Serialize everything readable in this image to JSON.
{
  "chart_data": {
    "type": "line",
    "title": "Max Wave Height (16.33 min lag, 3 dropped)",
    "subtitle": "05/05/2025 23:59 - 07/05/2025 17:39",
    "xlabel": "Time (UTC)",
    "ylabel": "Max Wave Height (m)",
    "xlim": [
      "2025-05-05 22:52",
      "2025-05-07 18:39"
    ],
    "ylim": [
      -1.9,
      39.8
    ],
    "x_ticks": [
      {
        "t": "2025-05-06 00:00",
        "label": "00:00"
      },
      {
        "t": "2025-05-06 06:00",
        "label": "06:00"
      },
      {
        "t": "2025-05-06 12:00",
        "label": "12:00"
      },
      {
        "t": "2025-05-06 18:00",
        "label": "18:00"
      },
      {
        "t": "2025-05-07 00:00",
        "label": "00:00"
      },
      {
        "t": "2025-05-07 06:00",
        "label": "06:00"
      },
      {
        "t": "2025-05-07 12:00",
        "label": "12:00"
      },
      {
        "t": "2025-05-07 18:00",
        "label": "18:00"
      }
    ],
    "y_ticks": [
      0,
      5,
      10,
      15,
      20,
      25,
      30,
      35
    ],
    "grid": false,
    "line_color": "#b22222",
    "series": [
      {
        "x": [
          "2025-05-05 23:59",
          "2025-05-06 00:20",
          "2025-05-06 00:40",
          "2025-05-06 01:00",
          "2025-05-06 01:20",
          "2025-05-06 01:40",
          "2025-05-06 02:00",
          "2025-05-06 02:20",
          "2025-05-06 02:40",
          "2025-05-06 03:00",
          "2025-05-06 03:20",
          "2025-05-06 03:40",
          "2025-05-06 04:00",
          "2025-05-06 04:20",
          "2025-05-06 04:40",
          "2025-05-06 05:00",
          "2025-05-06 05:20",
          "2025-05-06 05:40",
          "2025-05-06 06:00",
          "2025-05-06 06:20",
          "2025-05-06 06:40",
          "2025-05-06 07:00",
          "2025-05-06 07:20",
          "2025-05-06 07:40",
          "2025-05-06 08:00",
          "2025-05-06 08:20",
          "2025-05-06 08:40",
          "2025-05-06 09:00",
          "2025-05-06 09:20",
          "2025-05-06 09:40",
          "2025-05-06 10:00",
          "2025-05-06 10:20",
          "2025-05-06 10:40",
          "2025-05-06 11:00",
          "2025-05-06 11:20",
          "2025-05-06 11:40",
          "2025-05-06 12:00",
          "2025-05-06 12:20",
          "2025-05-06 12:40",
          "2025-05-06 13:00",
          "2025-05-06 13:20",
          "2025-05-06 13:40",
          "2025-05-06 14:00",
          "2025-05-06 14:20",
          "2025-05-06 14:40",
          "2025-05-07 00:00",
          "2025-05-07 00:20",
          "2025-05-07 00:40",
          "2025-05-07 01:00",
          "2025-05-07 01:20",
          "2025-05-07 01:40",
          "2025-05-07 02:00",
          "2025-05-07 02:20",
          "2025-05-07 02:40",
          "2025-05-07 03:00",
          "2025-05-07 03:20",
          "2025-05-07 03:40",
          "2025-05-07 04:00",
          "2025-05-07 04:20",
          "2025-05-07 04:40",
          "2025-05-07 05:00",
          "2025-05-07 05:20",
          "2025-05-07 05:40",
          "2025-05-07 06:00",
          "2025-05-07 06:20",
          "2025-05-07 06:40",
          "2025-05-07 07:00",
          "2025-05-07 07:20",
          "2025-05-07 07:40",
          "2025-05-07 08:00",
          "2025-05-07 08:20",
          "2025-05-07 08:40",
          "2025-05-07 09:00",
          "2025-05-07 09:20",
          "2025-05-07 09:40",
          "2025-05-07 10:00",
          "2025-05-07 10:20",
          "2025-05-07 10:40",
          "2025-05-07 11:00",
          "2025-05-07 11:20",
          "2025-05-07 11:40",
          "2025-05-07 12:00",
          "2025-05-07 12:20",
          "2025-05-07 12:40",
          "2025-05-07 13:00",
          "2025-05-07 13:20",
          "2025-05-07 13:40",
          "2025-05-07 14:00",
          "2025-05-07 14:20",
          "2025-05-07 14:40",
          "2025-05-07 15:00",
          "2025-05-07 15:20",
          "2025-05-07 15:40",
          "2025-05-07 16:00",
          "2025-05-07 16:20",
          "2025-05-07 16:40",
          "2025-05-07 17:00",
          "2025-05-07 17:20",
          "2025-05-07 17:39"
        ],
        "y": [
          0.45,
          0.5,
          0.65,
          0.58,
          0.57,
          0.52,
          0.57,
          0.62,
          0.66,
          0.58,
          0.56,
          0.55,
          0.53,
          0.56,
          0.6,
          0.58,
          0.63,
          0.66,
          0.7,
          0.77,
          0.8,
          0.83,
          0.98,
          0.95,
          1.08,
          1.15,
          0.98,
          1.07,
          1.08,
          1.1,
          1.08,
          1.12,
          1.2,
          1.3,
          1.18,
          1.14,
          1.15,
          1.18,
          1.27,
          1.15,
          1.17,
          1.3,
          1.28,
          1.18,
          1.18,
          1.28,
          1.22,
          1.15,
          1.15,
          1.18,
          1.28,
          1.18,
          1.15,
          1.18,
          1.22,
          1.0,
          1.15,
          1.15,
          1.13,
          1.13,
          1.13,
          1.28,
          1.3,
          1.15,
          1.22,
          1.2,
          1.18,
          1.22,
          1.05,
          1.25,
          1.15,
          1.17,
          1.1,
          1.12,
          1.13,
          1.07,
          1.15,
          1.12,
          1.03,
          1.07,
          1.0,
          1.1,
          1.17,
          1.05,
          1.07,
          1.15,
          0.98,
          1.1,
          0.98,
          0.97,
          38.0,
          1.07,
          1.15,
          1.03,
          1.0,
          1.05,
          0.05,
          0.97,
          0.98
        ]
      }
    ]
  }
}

+-------+

**Written problem**
From the listing above, pick out each line where the word "Height" appears.

**Answer to the problem**
    "title": "Max Wave Height (16.33 min lag, 3 dropped)",
    "ylabel": "Max Wave Height (m)",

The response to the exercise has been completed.